> Work to do: Take from the listing each line that has the string "POOLS".

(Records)
++++++
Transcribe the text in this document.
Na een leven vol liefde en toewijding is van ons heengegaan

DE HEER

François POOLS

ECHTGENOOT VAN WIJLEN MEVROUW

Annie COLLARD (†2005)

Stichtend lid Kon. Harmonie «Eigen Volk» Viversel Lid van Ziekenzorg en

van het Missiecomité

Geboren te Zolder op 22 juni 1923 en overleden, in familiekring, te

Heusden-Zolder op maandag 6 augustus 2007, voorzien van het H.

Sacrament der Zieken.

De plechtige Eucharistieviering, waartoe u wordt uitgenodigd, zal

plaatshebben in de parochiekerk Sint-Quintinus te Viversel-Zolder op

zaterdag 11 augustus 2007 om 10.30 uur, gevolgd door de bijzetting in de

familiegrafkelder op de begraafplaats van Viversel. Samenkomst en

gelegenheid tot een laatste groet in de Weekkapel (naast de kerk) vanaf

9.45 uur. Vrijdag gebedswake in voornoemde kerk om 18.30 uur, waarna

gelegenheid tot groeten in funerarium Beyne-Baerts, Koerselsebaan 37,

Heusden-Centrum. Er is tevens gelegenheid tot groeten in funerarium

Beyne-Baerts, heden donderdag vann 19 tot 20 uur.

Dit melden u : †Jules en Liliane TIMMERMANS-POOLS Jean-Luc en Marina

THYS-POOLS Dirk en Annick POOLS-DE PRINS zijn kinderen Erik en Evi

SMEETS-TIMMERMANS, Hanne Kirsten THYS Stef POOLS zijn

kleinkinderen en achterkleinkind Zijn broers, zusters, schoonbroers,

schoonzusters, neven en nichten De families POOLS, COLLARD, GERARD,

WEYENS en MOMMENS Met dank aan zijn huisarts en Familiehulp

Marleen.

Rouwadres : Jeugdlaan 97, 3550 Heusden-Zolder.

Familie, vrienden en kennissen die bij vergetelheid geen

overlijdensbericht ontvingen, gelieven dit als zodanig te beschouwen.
++++++
> Reply:
François POOLS
Dit melden u : †Jules en Liliane TIMMERMANS-POOLS Jean-Luc en Marina
THYS-POOLS Dirk en Annick POOLS-DE PRINS zijn kinderen Erik en Evi
SMEETS-TIMMERMANS, Hanne Kirsten THYS Stef POOLS zijn
schoonzusters, neven en nichten De families POOLS, COLLARD, GERARD,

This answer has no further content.